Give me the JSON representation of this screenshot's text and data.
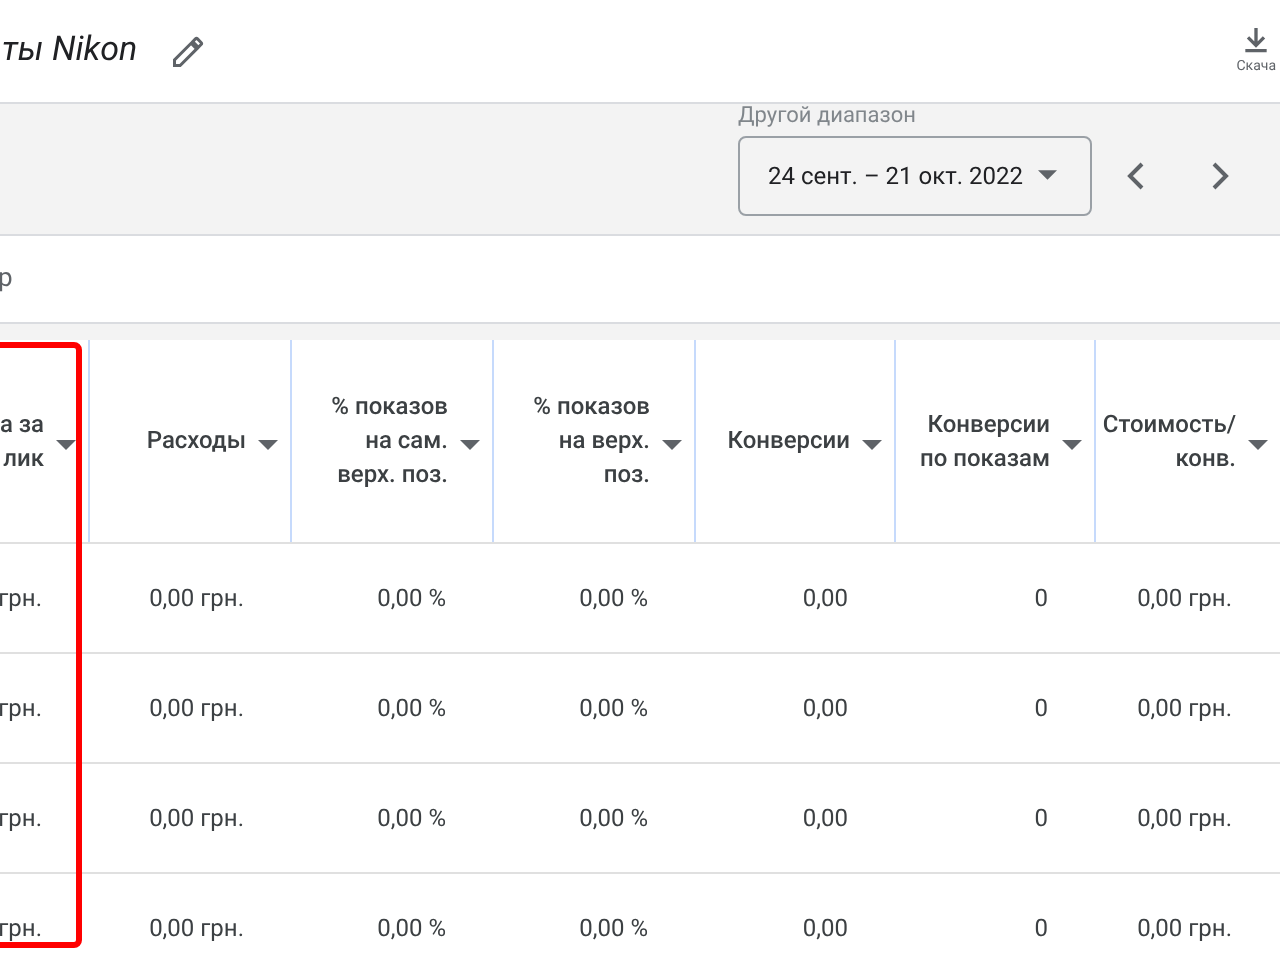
{
  "header": {
    "title": "ты Nikon",
    "download_label": "Скача"
  },
  "date_range": {
    "label": "Другой диапазон",
    "value": "24 сент. – 21 окт. 2022"
  },
  "filter": {
    "text": "р"
  },
  "table": {
    "columns": [
      {
        "label": "а за\nлик",
        "highlighted": true
      },
      {
        "label": "Расходы",
        "highlighted": false
      },
      {
        "label": "% показов\nна сам.\nверх. поз.",
        "highlighted": false
      },
      {
        "label": "% показов\nна верх.\nпоз.",
        "highlighted": false
      },
      {
        "label": "Конверсии",
        "highlighted": false
      },
      {
        "label": "Конверсии\nпо показам",
        "highlighted": false
      },
      {
        "label": "Стоимость/\nконв.",
        "highlighted": false
      }
    ],
    "rows": [
      [
        "грн.",
        "0,00 грн.",
        "0,00 %",
        "0,00 %",
        "0,00",
        "0",
        "0,00 грн."
      ],
      [
        "грн.",
        "0,00 грн.",
        "0,00 %",
        "0,00 %",
        "0,00",
        "0",
        "0,00 грн."
      ],
      [
        "грн.",
        "0,00 грн.",
        "0,00 %",
        "0,00 %",
        "0,00",
        "0",
        "0,00 грн."
      ],
      [
        "грн.",
        "0,00 грн.",
        "0,00 %",
        "0,00 %",
        "0,00",
        "0",
        "0,00 грн."
      ]
    ]
  }
}
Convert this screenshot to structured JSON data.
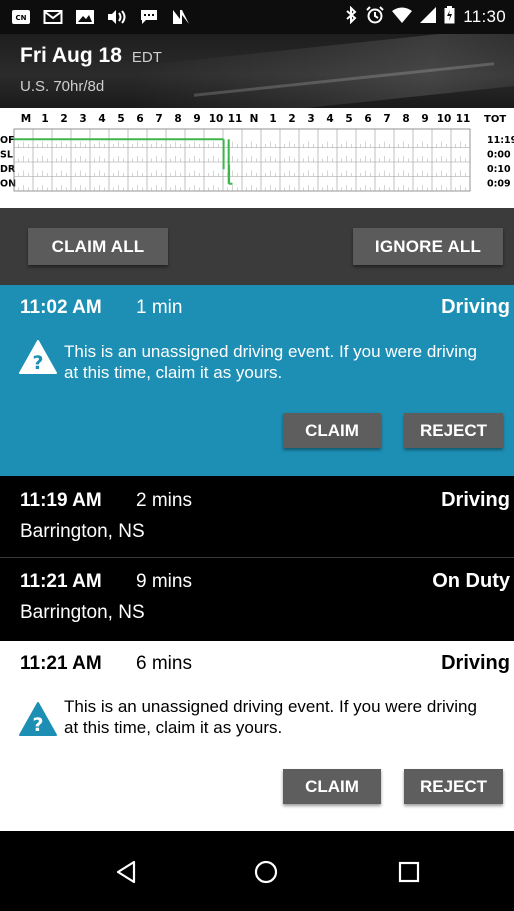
{
  "status_bar": {
    "left_icons": [
      "cbc-news-icon",
      "email-icon",
      "image-icon",
      "cast-audio-icon",
      "chat-icon",
      "n-app-icon"
    ],
    "right_icons": [
      "bluetooth-icon",
      "alarm-icon",
      "wifi-icon",
      "signal-icon",
      "battery-icon"
    ],
    "time": "11:30"
  },
  "header": {
    "date": "Fri Aug 18",
    "timezone": "EDT",
    "ruleset": "U.S. 70hr/8d"
  },
  "log_grid": {
    "hour_labels": [
      "M",
      "1",
      "2",
      "3",
      "4",
      "5",
      "6",
      "7",
      "8",
      "9",
      "10",
      "11",
      "N",
      "1",
      "2",
      "3",
      "4",
      "5",
      "6",
      "7",
      "8",
      "9",
      "10",
      "11"
    ],
    "tot_label": "TOT",
    "rows": [
      {
        "label": "OF",
        "total": "11:19"
      },
      {
        "label": "SL",
        "total": "0:00"
      },
      {
        "label": "DR",
        "total": "0:10"
      },
      {
        "label": "ON",
        "total": "0:09"
      }
    ],
    "line_color": "#3db54a"
  },
  "actions": {
    "claim_all": "CLAIM ALL",
    "ignore_all": "IGNORE ALL"
  },
  "events": [
    {
      "time": "11:02 AM",
      "duration": "1 min",
      "status": "Driving",
      "message": "This is an unassigned driving event. If you were driving at this time, claim it as yours.",
      "claim": "CLAIM",
      "reject": "REJECT"
    },
    {
      "time": "11:19 AM",
      "duration": "2 mins",
      "status": "Driving",
      "location": "Barrington, NS"
    },
    {
      "time": "11:21 AM",
      "duration": "9 mins",
      "status": "On Duty",
      "location": "Barrington, NS"
    },
    {
      "time": "11:21 AM",
      "duration": "6 mins",
      "status": "Driving",
      "message": "This is an unassigned driving event. If you were driving at this time, claim it as yours.",
      "claim": "CLAIM",
      "reject": "REJECT"
    }
  ],
  "nav": {
    "back": "back-icon",
    "home": "home-icon",
    "recents": "recents-icon"
  }
}
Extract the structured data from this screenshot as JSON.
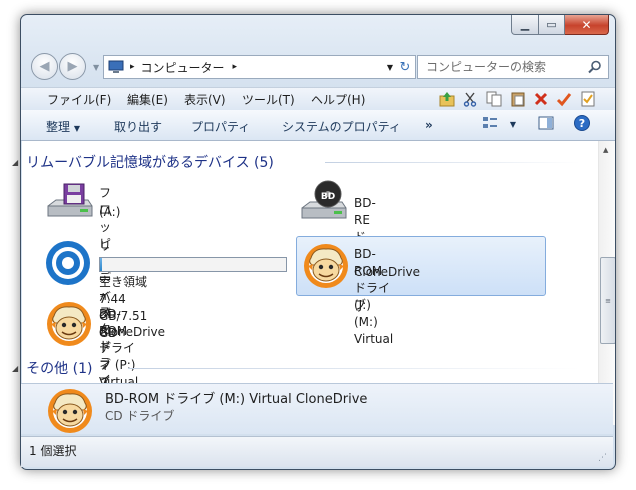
{
  "address": {
    "path": [
      "コンピューター"
    ]
  },
  "search": {
    "placeholder": "コンピューターの検索"
  },
  "menu": [
    "ファイル(F)",
    "編集(E)",
    "表示(V)",
    "ツール(T)",
    "ヘルプ(H)"
  ],
  "toolbar_icons": [
    "up-folder-icon",
    "cut-icon",
    "copy-icon",
    "paste-icon",
    "delete-icon",
    "check-icon",
    "properties-icon"
  ],
  "commands": {
    "organize": "整理",
    "eject": "取り出す",
    "properties": "プロパティ",
    "system_properties": "システムのプロパティ",
    "more": "»"
  },
  "groups": {
    "removable": {
      "title": "リムーバブル記憶域があるデバイス (5)"
    },
    "other": {
      "title": "その他 (1)"
    }
  },
  "items": {
    "floppy": {
      "name1": "フロッピー ディスク ドライブ",
      "name2": "(A:)",
      "icon": "floppy-drive-icon"
    },
    "bdre": {
      "name": "BD-RE ドライブ (J:)",
      "icon": "bd-drive-icon"
    },
    "removable": {
      "name": "リムーバブル ディスク (L:)",
      "free": "空き領域 7.44 GB/7.51 GB",
      "used_fraction": 0.01,
      "icon": "removable-disk-icon"
    },
    "bdrom_m": {
      "name1": "BD-ROM ドライブ (M:) Virtual",
      "name2": "CloneDrive",
      "icon": "clonedrive-sheep-icon"
    },
    "bdrom_p": {
      "name1": "BD-ROM ドライブ (P:) Virtual",
      "name2": "CloneDrive",
      "icon": "clonedrive-sheep-icon"
    }
  },
  "details": {
    "title": "BD-ROM ドライブ (M:) Virtual CloneDrive",
    "subtitle": "CD ドライブ"
  },
  "status": {
    "text": "1 個選択"
  },
  "colors": {
    "accent": "#1e3287",
    "selection": "#cde0f7",
    "progress": "#2b85c9"
  }
}
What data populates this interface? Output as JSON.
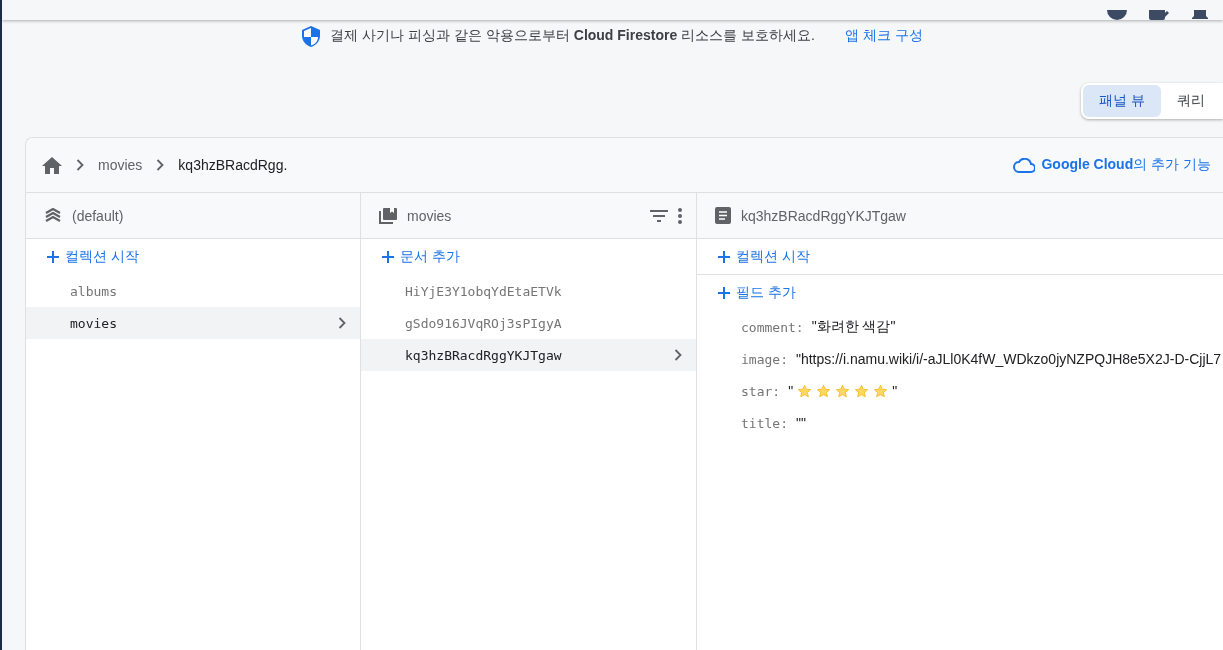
{
  "banner": {
    "text": "결제 사기나 피싱과 같은 악용으로부터 **Cloud Firestore** 리소스를 보호하세요.",
    "link": "앱 체크 구성"
  },
  "view_toggle": [
    {
      "label": "패널 뷰",
      "selected": true
    },
    {
      "label": "쿼리",
      "selected": false
    }
  ],
  "breadcrumb": [
    "movies",
    "kq3hzBRacdRgg."
  ],
  "cloud_link": "**Google Cloud**의 추가 기능",
  "panels": [
    {
      "kind": "database",
      "title": "(default)",
      "actions": [
        "컬렉션 시작"
      ],
      "items": [
        {
          "label": "albums",
          "selected": false
        },
        {
          "label": "movies",
          "selected": true
        }
      ]
    },
    {
      "kind": "collection",
      "title": "movies",
      "actions": [
        "문서 추가"
      ],
      "items": [
        {
          "label": "HiYjE3Y1obqYdEtaETVk",
          "selected": false
        },
        {
          "label": "gSdo916JVqROj3sPIgyA",
          "selected": false
        },
        {
          "label": "kq3hzBRacdRggYKJTgaw",
          "selected": true
        }
      ]
    },
    {
      "kind": "document",
      "title": "kq3hzBRacdRggYKJTgaw",
      "actions": [
        "컬렉션 시작",
        "필드 추가"
      ],
      "fields": [
        {
          "kind": "text",
          "key": "comment:",
          "value": "\"화려한 색감\""
        },
        {
          "kind": "text",
          "key": "image:",
          "value": "\"https://i.namu.wiki/i/-aJLl0K4fW_WDkzo0jyNZPQJH8e5X2J-D-CjjL7"
        },
        {
          "kind": "stars",
          "key": "star:",
          "open_quote": "\"",
          "stars": 5,
          "close_quote": "\""
        },
        {
          "kind": "text",
          "key": "title:",
          "value": "\"\""
        }
      ]
    }
  ]
}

========================================================================

*PROBLEM REQUIREMENTS*
Pictures in the records above are left out; print everything else exactly as written.

*RESPONSE FOR THIS EXERCISE*
Give me the JSON representation of this screenshot's text and data.
{
  "header": {
    "title": "ты Nikon",
    "download_label": "Скача"
  },
  "date_range": {
    "label": "Другой диапазон",
    "value": "24 сент. – 21 окт. 2022"
  },
  "filter": {
    "text": "р"
  },
  "table": {
    "columns": [
      {
        "label": "а за\nлик",
        "highlighted": true
      },
      {
        "label": "Расходы",
        "highlighted": false
      },
      {
        "label": "% показов\nна сам.\nверх. поз.",
        "highlighted": false
      },
      {
        "label": "% показов\nна верх.\nпоз.",
        "highlighted": false
      },
      {
        "label": "Конверсии",
        "highlighted": false
      },
      {
        "label": "Конверсии\nпо показам",
        "highlighted": false
      },
      {
        "label": "Стоимость/\nконв.",
        "highlighted": false
      }
    ],
    "rows": [
      [
        "грн.",
        "0,00 грн.",
        "0,00 %",
        "0,00 %",
        "0,00",
        "0",
        "0,00 грн."
      ],
      [
        "грн.",
        "0,00 грн.",
        "0,00 %",
        "0,00 %",
        "0,00",
        "0",
        "0,00 грн."
      ],
      [
        "грн.",
        "0,00 грн.",
        "0,00 %",
        "0,00 %",
        "0,00",
        "0",
        "0,00 грн."
      ],
      [
        "грн.",
        "0,00 грн.",
        "0,00 %",
        "0,00 %",
        "0,00",
        "0",
        "0,00 грн."
      ]
    ]
  }
}
Convert this screenshot to structured JSON data.
{
  "status_bar": {
    "left_icons": [
      "cbc-news-icon",
      "email-icon",
      "image-icon",
      "cast-audio-icon",
      "chat-icon",
      "n-app-icon"
    ],
    "right_icons": [
      "bluetooth-icon",
      "alarm-icon",
      "wifi-icon",
      "signal-icon",
      "battery-icon"
    ],
    "time": "11:30"
  },
  "header": {
    "date": "Fri Aug 18",
    "timezone": "EDT",
    "ruleset": "U.S. 70hr/8d"
  },
  "log_grid": {
    "hour_labels": [
      "M",
      "1",
      "2",
      "3",
      "4",
      "5",
      "6",
      "7",
      "8",
      "9",
      "10",
      "11",
      "N",
      "1",
      "2",
      "3",
      "4",
      "5",
      "6",
      "7",
      "8",
      "9",
      "10",
      "11"
    ],
    "tot_label": "TOT",
    "rows": [
      {
        "label": "OF",
        "total": "11:19"
      },
      {
        "label": "SL",
        "total": "0:00"
      },
      {
        "label": "DR",
        "total": "0:10"
      },
      {
        "label": "ON",
        "total": "0:09"
      }
    ],
    "line_color": "#3db54a"
  },
  "actions": {
    "claim_all": "CLAIM ALL",
    "ignore_all": "IGNORE ALL"
  },
  "events": [
    {
      "time": "11:02 AM",
      "duration": "1 min",
      "status": "Driving",
      "message": "This is an unassigned driving event. If you were driving at this time, claim it as yours.",
      "claim": "CLAIM",
      "reject": "REJECT"
    },
    {
      "time": "11:19 AM",
      "duration": "2 mins",
      "status": "Driving",
      "location": "Barrington, NS"
    },
    {
      "time": "11:21 AM",
      "duration": "9 mins",
      "status": "On Duty",
      "location": "Barrington, NS"
    },
    {
      "time": "11:21 AM",
      "duration": "6 mins",
      "status": "Driving",
      "message": "This is an unassigned driving event. If you were driving at this time, claim it as yours.",
      "claim": "CLAIM",
      "reject": "REJECT"
    }
  ],
  "nav": {
    "back": "back-icon",
    "home": "home-icon",
    "recents": "recents-icon"
  }
}
Extract the structured data from this screenshot as JSON.
{
  "address": {
    "path": [
      "コンピューター"
    ]
  },
  "search": {
    "placeholder": "コンピューターの検索"
  },
  "menu": [
    "ファイル(F)",
    "編集(E)",
    "表示(V)",
    "ツール(T)",
    "ヘルプ(H)"
  ],
  "toolbar_icons": [
    "up-folder-icon",
    "cut-icon",
    "copy-icon",
    "paste-icon",
    "delete-icon",
    "check-icon",
    "properties-icon"
  ],
  "commands": {
    "organize": "整理",
    "eject": "取り出す",
    "properties": "プロパティ",
    "system_properties": "システムのプロパティ",
    "more": "»"
  },
  "groups": {
    "removable": {
      "title": "リムーバブル記憶域があるデバイス (5)"
    },
    "other": {
      "title": "その他 (1)"
    }
  },
  "items": {
    "floppy": {
      "name1": "フロッピー ディスク ドライブ",
      "name2": "(A:)",
      "icon": "floppy-drive-icon"
    },
    "bdre": {
      "name": "BD-RE ドライブ (J:)",
      "icon": "bd-drive-icon"
    },
    "removable": {
      "name": "リムーバブル ディスク (L:)",
      "free": "空き領域 7.44 GB/7.51 GB",
      "used_fraction": 0.01,
      "icon": "removable-disk-icon"
    },
    "bdrom_m": {
      "name1": "BD-ROM ドライブ (M:) Virtual",
      "name2": "CloneDrive",
      "icon": "clonedrive-sheep-icon"
    },
    "bdrom_p": {
      "name1": "BD-ROM ドライブ (P:) Virtual",
      "name2": "CloneDrive",
      "icon": "clonedrive-sheep-icon"
    }
  },
  "details": {
    "title": "BD-ROM ドライブ (M:) Virtual CloneDrive",
    "subtitle": "CD ドライブ"
  },
  "status": {
    "text": "1 個選択"
  },
  "colors": {
    "accent": "#1e3287",
    "selection": "#cde0f7",
    "progress": "#2b85c9"
  }
}
What data populates this interface? Output as JSON.
{
  "banner": {
    "text": "결제 사기나 피싱과 같은 악용으로부터 **Cloud Firestore** 리소스를 보호하세요.",
    "link": "앱 체크 구성"
  },
  "view_toggle": [
    {
      "label": "패널 뷰",
      "selected": true
    },
    {
      "label": "쿼리",
      "selected": false
    }
  ],
  "breadcrumb": [
    "movies",
    "kq3hzBRacdRgg."
  ],
  "cloud_link": "**Google Cloud**의 추가 기능",
  "panels": [
    {
      "kind": "database",
      "title": "(default)",
      "actions": [
        "컬렉션 시작"
      ],
      "items": [
        {
          "label": "albums",
          "selected": false
        },
        {
          "label": "movies",
          "selected": true
        }
      ]
    },
    {
      "kind": "collection",
      "title": "movies",
      "actions": [
        "문서 추가"
      ],
      "items": [
        {
          "label": "HiYjE3Y1obqYdEtaETVk",
          "selected": false
        },
        {
          "label": "gSdo916JVqROj3sPIgyA",
          "selected": false
        },
        {
          "label": "kq3hzBRacdRggYKJTgaw",
          "selected": true
        }
      ]
    },
    {
      "kind": "document",
      "title": "kq3hzBRacdRggYKJTgaw",
      "actions": [
        "컬렉션 시작",
        "필드 추가"
      ],
      "fields": [
        {
          "kind": "text",
          "key": "comment:",
          "value": "\"화려한 색감\""
        },
        {
          "kind": "text",
          "key": "image:",
          "value": "\"https://i.namu.wiki/i/-aJLl0K4fW_WDkzo0jyNZPQJH8e5X2J-D-CjjL7"
        },
        {
          "kind": "stars",
          "key": "star:",
          "open_quote": "\"",
          "stars": 5,
          "close_quote": "\""
        },
        {
          "kind": "text",
          "key": "title:",
          "value": "\"\""
        }
      ]
    }
  ]
}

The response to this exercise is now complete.